Saved entries:
──────────────────────────────

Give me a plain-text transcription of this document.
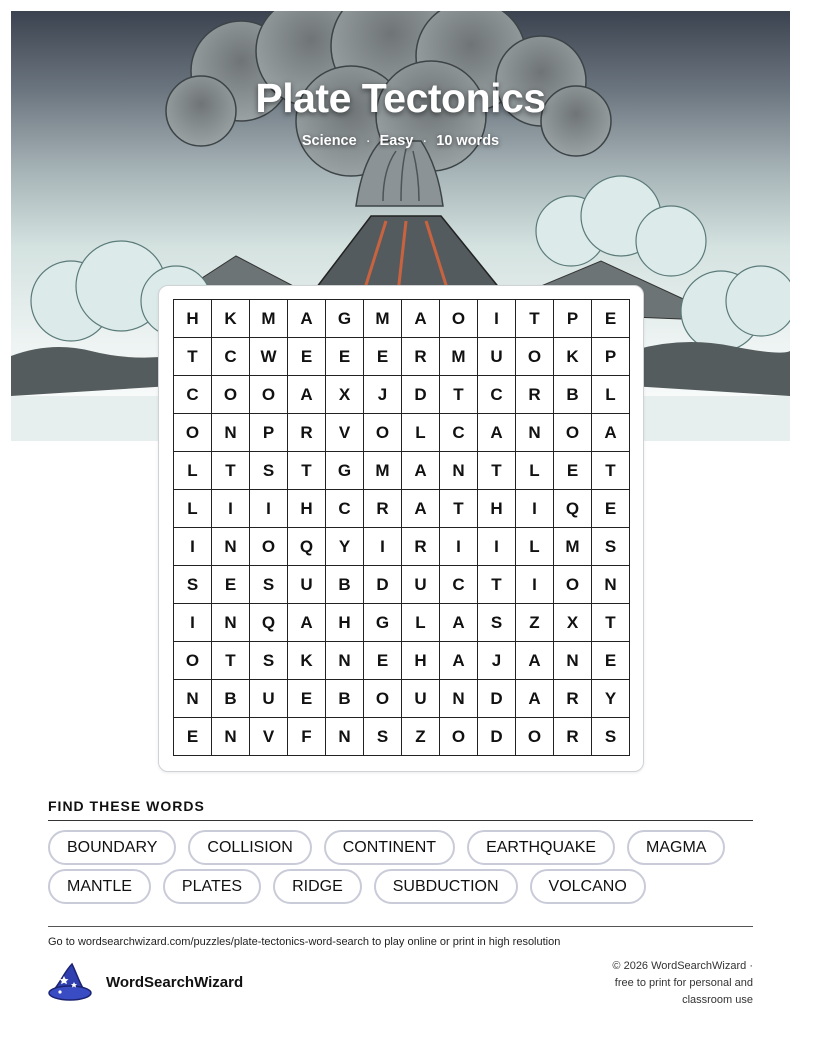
Plate Tectonics
Science · Easy · 10 words
H	K	M	A	G	M	A	O	I	T	P	E
T	C	W	E	E	E	R	M	U	O	K	P
C	O	O	A	X	J	D	T	C	R	B	L
O	N	P	R	V	O	L	C	A	N	O	A
L	T	S	T	G	M	A	N	T	L	E	T
L	I	I	H	C	R	A	T	H	I	Q	E
I	N	O	Q	Y	I	R	I	I	L	M	S
S	E	S	U	B	D	U	C	T	I	O	N
I	N	Q	A	H	G	L	A	S	Z	X	T
O	T	S	K	N	E	H	A	J	A	N	E
N	B	U	E	B	O	U	N	D	A	R	Y
E	N	V	F	N	S	Z	O	D	O	R	S
FIND THESE WORDS
BOUNDARY	COLLISION	CONTINENT	EARTHQUAKE	MAGMA
MANTLE	PLATES	RIDGE	SUBDUCTION	VOLCANO
Go to wordsearchwizard.com/puzzles/plate-tectonics-word-search to play online or print in high resolution
WordSearchWizard
© 2026 WordSearchWizard ·
free to print for personal and
classroom use
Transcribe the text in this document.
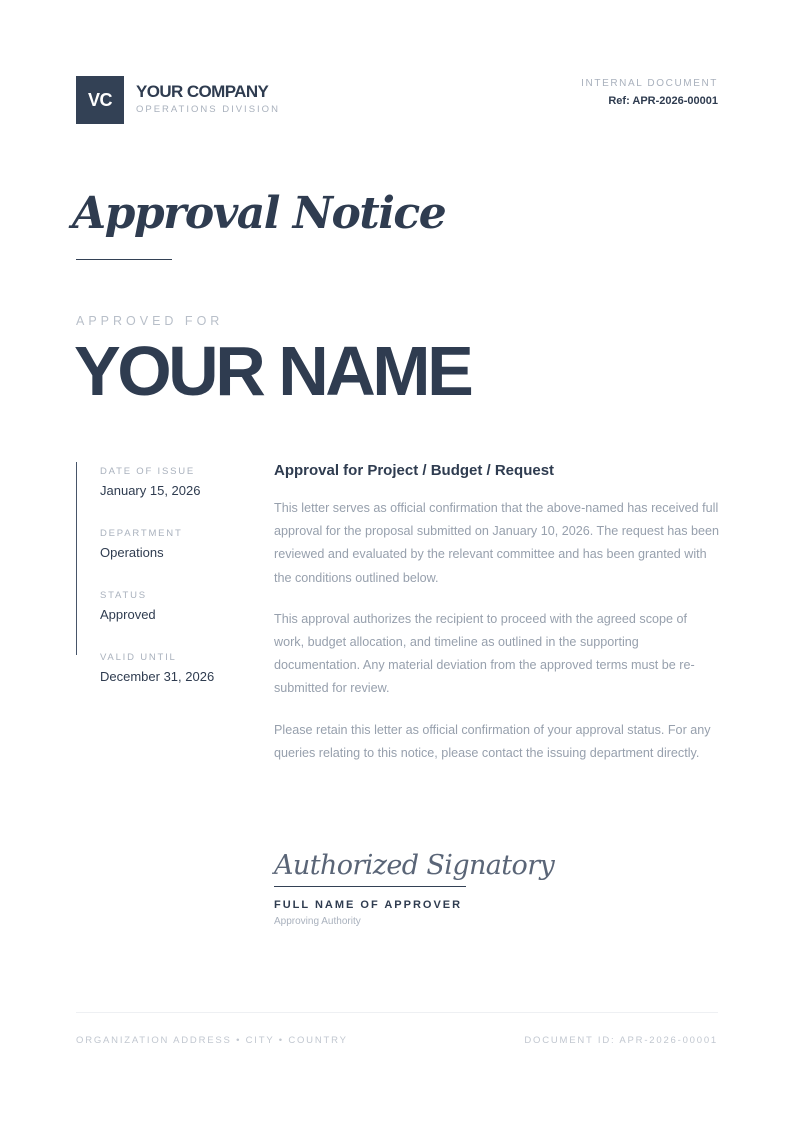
VC YOUR COMPANY
OPERATIONS DIVISION
INTERNAL DOCUMENT
Ref: APR-2026-00001
Approval Notice
APPROVED FOR
YOUR NAME
DATE OF ISSUE
January 15, 2026
DEPARTMENT
Operations
STATUS
Approved
VALID UNTIL
December 31, 2026
Approval for Project / Budget / Request

This letter serves as official confirmation that the above-named has received full approval for the proposal submitted on January 10, 2026. The request has been reviewed and evaluated by the relevant committee and has been granted with the conditions outlined below.

This approval authorizes the recipient to proceed with the agreed scope of work, budget allocation, and timeline as outlined in the supporting documentation. Any material deviation from the approved terms must be re-submitted for review.

Please retain this letter as official confirmation of your approval status. For any queries relating to this notice, please contact the issuing department directly.

Authorized Signatory
FULL NAME OF APPROVER
Approving Authority
ORGANIZATION ADDRESS • CITY • COUNTRY	DOCUMENT ID: APR-2026-00001
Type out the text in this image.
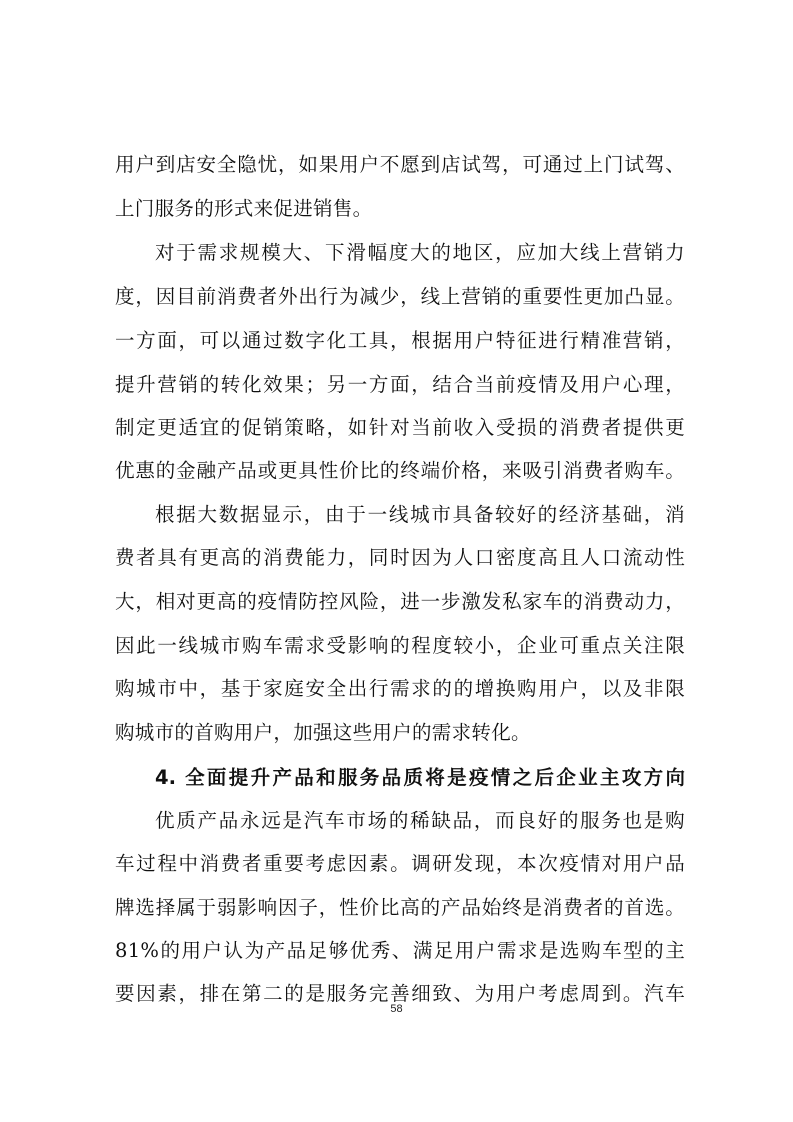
用户到店安全隐忧，如果用户不愿到店试驾，可通过上门试驾、
上门服务的形式来促进销售。
对于需求规模大、下滑幅度大的地区，应加大线上营销力
度，因目前消费者外出行为减少，线上营销的重要性更加凸显。
一方面，可以通过数字化工具，根据用户特征进行精准营销，
提升营销的转化效果；另一方面，结合当前疫情及用户心理，
制定更适宜的促销策略，如针对当前收入受损的消费者提供更
优惠的金融产品或更具性价比的终端价格，来吸引消费者购车。
根据大数据显示，由于一线城市具备较好的经济基础，消
费者具有更高的消费能力，同时因为人口密度高且人口流动性
大，相对更高的疫情防控风险，进一步激发私家车的消费动力，
因此一线城市购车需求受影响的程度较小，企业可重点关注限
购城市中，基于家庭安全出行需求的的增换购用户，以及非限
购城市的首购用户，加强这些用户的需求转化。
4. 全面提升产品和服务品质将是疫情之后企业主攻方向
优质产品永远是汽车市场的稀缺品，而良好的服务也是购
车过程中消费者重要考虑因素。调研发现，本次疫情对用户品
牌选择属于弱影响因子，性价比高的产品始终是消费者的首选。
81%的用户认为产品足够优秀、满足用户需求是选购车型的主
要因素，排在第二的是服务完善细致、为用户考虑周到。汽车
58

──────────────────────────────

▶ **Required work**
Find the string "print" in the listing and return every line that holds it.

▶ **Response**
Go to wordsearchwizard.com/puzzles/plate-tectonics-word-search to play online or print in high resolution
free to print for personal and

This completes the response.